▶ _Raw data_
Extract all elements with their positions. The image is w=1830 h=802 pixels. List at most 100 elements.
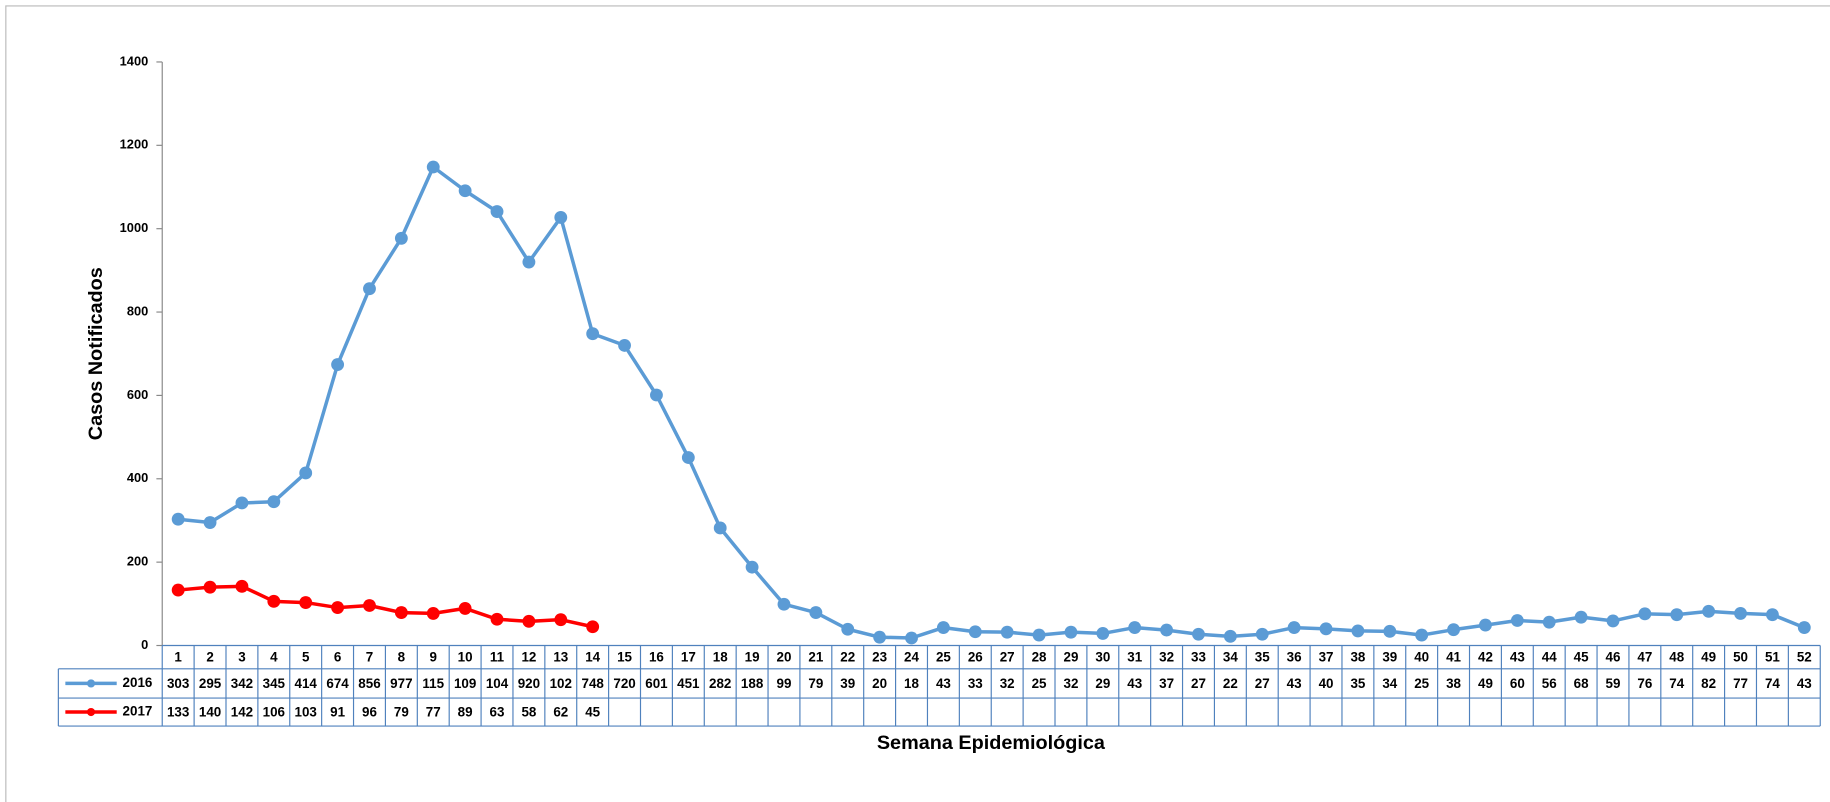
data-point	[1351, 624, 1365, 638]
data-point	[299, 596, 313, 609]
data-point	[1415, 628, 1429, 642]
x-tick-label: 41	[1446, 649, 1461, 664]
table-value: 748	[581, 676, 604, 691]
data-point	[1734, 606, 1747, 620]
table-value: 342	[231, 676, 253, 691]
data-point	[1638, 607, 1652, 621]
data-point	[554, 211, 568, 224]
table-value: 33	[968, 676, 983, 691]
x-tick-label: 22	[840, 649, 855, 664]
table-value: 109	[454, 676, 476, 691]
data-point	[267, 594, 281, 608]
x-tick-label: 6	[334, 649, 341, 664]
table-value: 77	[1733, 676, 1748, 691]
y-tick-label: 1200	[120, 137, 149, 152]
chart-frame	[5, 5, 1830, 802]
data-point	[1128, 621, 1142, 635]
data-point	[458, 184, 472, 198]
table-value: 43	[1287, 676, 1302, 691]
data-point	[1000, 625, 1014, 639]
data-point	[841, 622, 855, 636]
data-point	[490, 612, 504, 626]
data-point	[1479, 618, 1492, 632]
table-value: 99	[777, 676, 792, 691]
table-value: 34	[1382, 676, 1397, 691]
data-point	[522, 614, 536, 628]
data-point	[394, 231, 408, 245]
x-tick-label: 20	[777, 649, 792, 664]
y-tick-label: 0	[141, 637, 148, 652]
x-tick-label: 1	[174, 649, 182, 664]
data-point	[331, 358, 345, 371]
data-point	[1765, 608, 1779, 622]
x-tick-label: 19	[745, 649, 760, 664]
data-point	[1510, 614, 1524, 627]
series-line	[177, 165, 1805, 640]
data-point	[905, 631, 918, 645]
table-value: 104	[486, 676, 509, 691]
data-point	[650, 388, 663, 402]
table-value: 29	[1095, 676, 1110, 691]
x-tick-label: 12	[521, 649, 536, 664]
table-value: 142	[231, 705, 253, 720]
data-point	[618, 338, 631, 352]
data-point	[809, 606, 823, 619]
table-value: 74	[1765, 676, 1780, 691]
table-value: 43	[936, 676, 951, 691]
data-point	[1319, 622, 1333, 636]
x-tick-label: 35	[1255, 649, 1270, 664]
table-value: 74	[1669, 676, 1684, 691]
table-value: 20	[872, 676, 887, 691]
table-value: 79	[394, 705, 409, 720]
data-point	[968, 625, 982, 639]
table-value: 43	[1127, 676, 1142, 691]
table-value: 18	[904, 676, 919, 691]
legend-marker	[86, 707, 96, 717]
data-point	[235, 496, 249, 510]
x-tick-label: 10	[458, 649, 473, 664]
x-tick-label: 40	[1414, 649, 1429, 664]
table-value: 414	[295, 676, 318, 691]
table-value: 89	[458, 705, 473, 720]
table-value: 25	[1032, 676, 1047, 691]
x-tick-label: 3	[238, 649, 245, 664]
table-value: 37	[1159, 676, 1174, 691]
table-value: 35	[1350, 676, 1365, 691]
data-point	[936, 621, 950, 635]
data-point	[554, 613, 568, 627]
x-tick-label: 48	[1669, 649, 1684, 664]
x-tick-label: 24	[904, 649, 919, 664]
data-point	[873, 630, 887, 644]
data-point	[267, 495, 281, 509]
table-value: 68	[1574, 676, 1589, 691]
data-point	[171, 583, 185, 597]
data-point	[586, 327, 600, 341]
data-point	[458, 601, 472, 615]
data-point	[681, 451, 695, 464]
table-value: 25	[1414, 676, 1429, 691]
y-tick-label: 200	[127, 554, 148, 569]
x-tick-label: 39	[1382, 649, 1397, 664]
table-value: 27	[1191, 676, 1206, 691]
x-tick-label: 27	[1000, 649, 1015, 664]
table-value: 27	[1255, 676, 1270, 691]
x-tick-label: 18	[713, 649, 728, 664]
table-value: 39	[840, 676, 855, 691]
x-tick-label: 14	[585, 649, 600, 664]
data-point	[1096, 626, 1110, 640]
data-point	[1032, 628, 1046, 642]
table-value: 76	[1637, 676, 1652, 691]
data-point	[777, 597, 791, 611]
table-value: 295	[199, 676, 222, 691]
x-tick-label: 37	[1319, 649, 1334, 664]
data-point	[1160, 623, 1174, 637]
table-value: 82	[1701, 676, 1716, 691]
table-value: 96	[362, 705, 377, 720]
table-value: 720	[613, 676, 635, 691]
data-point	[299, 466, 313, 480]
data-point	[363, 599, 376, 612]
data-point	[522, 255, 536, 269]
table-value: 282	[709, 676, 731, 691]
x-tick-label: 34	[1223, 649, 1238, 664]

▶ _Problem to work on_
Rewrite the listing, starting with the line with "624, 1365, 638]" and going on through the line with "649, 1429, 664]", substituting "x-axis-label" for every "x-tick-label" and leaving everything else unchanged. Give only those lines.

▶ _Task response_
data-point	[1351, 624, 1365, 638]
data-point	[299, 596, 313, 609]
data-point	[1415, 628, 1429, 642]
x-axis-label: 41	[1446, 649, 1461, 664]
table-value: 748	[581, 676, 604, 691]
data-point	[1734, 606, 1747, 620]
table-value: 342	[231, 676, 253, 691]
data-point	[1638, 607, 1652, 621]
data-point	[554, 211, 568, 224]
table-value: 33	[968, 676, 983, 691]
x-axis-label: 22	[840, 649, 855, 664]
table-value: 109	[454, 676, 476, 691]
data-point	[267, 594, 281, 608]
x-axis-label: 6	[334, 649, 341, 664]
table-value: 77	[1733, 676, 1748, 691]
y-tick-label: 1200	[120, 137, 149, 152]
chart-frame	[5, 5, 1830, 802]
data-point	[1128, 621, 1142, 635]
data-point	[458, 184, 472, 198]
table-value: 43	[1287, 676, 1302, 691]
data-point	[1000, 625, 1014, 639]
data-point	[841, 622, 855, 636]
data-point	[490, 612, 504, 626]
data-point	[1479, 618, 1492, 632]
table-value: 99	[777, 676, 792, 691]
table-value: 34	[1382, 676, 1397, 691]
data-point	[522, 614, 536, 628]
data-point	[394, 231, 408, 245]
x-axis-label: 20	[777, 649, 792, 664]
y-tick-label: 0	[141, 637, 148, 652]
x-axis-label: 1	[174, 649, 182, 664]
data-point	[331, 358, 345, 371]
data-point	[1765, 608, 1779, 622]
x-axis-label: 19	[745, 649, 760, 664]
data-point	[1510, 614, 1524, 627]
series-line	[177, 165, 1805, 640]
data-point	[905, 631, 918, 645]
table-value: 104	[486, 676, 509, 691]
data-point	[650, 388, 663, 402]
table-value: 29	[1095, 676, 1110, 691]
x-axis-label: 12	[521, 649, 536, 664]
table-value: 142	[231, 705, 253, 720]
data-point	[618, 338, 631, 352]
data-point	[809, 606, 823, 619]
table-value: 74	[1765, 676, 1780, 691]
table-value: 43	[936, 676, 951, 691]
data-point	[1319, 622, 1333, 636]
x-axis-label: 35	[1255, 649, 1270, 664]
table-value: 74	[1669, 676, 1684, 691]
table-value: 20	[872, 676, 887, 691]
table-value: 79	[394, 705, 409, 720]
data-point	[968, 625, 982, 639]
table-value: 43	[1127, 676, 1142, 691]
table-value: 18	[904, 676, 919, 691]
legend-marker	[86, 707, 96, 717]
data-point	[235, 496, 249, 510]
x-axis-label: 10	[458, 649, 473, 664]
x-axis-label: 40	[1414, 649, 1429, 664]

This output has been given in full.